*WHAT YOU ARE ASKED TO DO*:
Gather all lines containing the string "Than" and copy them out.

*STORED RECORDS*:

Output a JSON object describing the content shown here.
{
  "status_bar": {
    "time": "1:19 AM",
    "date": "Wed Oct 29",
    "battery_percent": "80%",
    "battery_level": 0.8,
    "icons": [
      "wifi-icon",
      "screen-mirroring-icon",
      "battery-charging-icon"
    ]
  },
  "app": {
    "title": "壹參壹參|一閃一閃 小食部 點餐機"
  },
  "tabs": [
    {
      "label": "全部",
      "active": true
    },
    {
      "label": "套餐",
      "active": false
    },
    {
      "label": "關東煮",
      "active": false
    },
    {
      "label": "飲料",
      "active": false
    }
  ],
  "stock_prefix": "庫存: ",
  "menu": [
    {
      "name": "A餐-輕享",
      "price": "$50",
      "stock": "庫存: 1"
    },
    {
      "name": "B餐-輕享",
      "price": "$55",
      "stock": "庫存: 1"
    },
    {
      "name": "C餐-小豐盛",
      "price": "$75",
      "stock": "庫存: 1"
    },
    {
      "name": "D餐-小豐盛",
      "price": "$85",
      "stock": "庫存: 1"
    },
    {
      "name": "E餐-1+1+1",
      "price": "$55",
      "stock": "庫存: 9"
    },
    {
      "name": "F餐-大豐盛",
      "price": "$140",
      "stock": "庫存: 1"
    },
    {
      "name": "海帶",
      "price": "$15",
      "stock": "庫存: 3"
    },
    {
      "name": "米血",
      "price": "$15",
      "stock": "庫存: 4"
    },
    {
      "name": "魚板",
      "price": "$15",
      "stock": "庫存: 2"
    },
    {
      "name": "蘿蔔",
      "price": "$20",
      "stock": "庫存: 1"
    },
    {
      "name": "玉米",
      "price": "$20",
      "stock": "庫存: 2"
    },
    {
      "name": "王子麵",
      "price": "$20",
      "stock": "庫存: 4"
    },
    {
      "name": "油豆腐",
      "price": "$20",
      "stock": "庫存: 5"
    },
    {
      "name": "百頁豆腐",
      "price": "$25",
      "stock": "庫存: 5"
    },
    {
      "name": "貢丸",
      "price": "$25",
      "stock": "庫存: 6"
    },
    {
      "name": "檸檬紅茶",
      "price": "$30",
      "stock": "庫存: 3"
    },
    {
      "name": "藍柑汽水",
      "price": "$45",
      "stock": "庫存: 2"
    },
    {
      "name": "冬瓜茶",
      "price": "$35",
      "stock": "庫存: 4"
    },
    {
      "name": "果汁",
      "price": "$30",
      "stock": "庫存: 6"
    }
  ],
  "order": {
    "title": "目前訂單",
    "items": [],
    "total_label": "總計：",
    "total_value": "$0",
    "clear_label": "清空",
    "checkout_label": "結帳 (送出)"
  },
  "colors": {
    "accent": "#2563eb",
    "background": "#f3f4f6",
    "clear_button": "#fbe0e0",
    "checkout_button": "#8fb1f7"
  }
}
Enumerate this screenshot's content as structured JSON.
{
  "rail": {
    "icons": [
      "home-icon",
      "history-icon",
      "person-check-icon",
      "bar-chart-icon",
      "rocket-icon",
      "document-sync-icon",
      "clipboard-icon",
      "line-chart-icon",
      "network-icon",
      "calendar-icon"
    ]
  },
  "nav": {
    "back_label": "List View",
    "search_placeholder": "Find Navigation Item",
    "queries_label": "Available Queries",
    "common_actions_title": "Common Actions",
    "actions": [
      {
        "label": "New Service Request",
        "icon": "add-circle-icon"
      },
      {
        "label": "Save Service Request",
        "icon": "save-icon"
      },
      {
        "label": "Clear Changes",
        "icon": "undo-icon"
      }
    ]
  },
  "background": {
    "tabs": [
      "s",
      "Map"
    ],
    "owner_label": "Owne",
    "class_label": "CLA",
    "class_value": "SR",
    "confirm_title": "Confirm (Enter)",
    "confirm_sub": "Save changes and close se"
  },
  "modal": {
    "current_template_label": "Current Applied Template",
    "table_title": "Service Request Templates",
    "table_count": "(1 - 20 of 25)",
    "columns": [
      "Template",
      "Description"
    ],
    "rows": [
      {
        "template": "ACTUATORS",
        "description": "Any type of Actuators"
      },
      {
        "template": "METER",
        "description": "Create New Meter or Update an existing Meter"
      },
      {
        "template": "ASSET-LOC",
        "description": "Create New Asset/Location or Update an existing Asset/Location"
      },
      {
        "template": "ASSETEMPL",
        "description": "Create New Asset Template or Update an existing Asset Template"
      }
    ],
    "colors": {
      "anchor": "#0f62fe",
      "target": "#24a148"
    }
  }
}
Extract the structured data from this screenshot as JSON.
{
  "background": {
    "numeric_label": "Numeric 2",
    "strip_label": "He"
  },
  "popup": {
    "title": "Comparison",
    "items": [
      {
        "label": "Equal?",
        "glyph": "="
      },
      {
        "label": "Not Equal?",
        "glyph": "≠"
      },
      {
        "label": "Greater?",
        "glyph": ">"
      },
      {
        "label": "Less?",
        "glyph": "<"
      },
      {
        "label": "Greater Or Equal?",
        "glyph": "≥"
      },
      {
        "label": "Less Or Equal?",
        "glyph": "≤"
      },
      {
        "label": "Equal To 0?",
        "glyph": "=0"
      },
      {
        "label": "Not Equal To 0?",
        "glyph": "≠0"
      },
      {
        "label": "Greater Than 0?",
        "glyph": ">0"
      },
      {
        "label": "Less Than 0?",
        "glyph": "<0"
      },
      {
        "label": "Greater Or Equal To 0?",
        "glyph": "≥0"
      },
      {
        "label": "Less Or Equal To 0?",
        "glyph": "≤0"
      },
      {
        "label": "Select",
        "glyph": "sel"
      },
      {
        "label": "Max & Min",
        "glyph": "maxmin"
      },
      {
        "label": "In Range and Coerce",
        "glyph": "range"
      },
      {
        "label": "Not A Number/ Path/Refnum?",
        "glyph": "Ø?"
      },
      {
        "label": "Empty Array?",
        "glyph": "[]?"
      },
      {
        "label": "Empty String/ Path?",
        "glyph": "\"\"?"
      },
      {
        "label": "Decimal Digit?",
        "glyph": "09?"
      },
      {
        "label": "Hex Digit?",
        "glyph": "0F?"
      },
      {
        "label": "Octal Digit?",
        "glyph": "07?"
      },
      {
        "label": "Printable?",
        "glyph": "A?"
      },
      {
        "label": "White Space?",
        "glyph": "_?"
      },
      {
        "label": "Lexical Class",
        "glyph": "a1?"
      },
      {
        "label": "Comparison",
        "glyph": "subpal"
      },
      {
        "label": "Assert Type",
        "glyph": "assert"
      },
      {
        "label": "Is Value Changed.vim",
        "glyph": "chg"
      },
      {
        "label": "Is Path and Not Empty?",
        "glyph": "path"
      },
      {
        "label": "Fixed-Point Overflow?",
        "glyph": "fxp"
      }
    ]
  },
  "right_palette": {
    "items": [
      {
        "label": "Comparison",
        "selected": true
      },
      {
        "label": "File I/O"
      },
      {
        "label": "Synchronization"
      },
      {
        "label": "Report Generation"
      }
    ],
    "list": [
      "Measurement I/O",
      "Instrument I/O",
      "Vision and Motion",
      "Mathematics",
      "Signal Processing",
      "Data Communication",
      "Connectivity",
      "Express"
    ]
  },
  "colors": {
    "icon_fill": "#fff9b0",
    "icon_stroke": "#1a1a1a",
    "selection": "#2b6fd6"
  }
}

*RESULT OF THIS EXERCISE*:
        "label": "Greater Than 0?",
        "label": "Less Than 0?",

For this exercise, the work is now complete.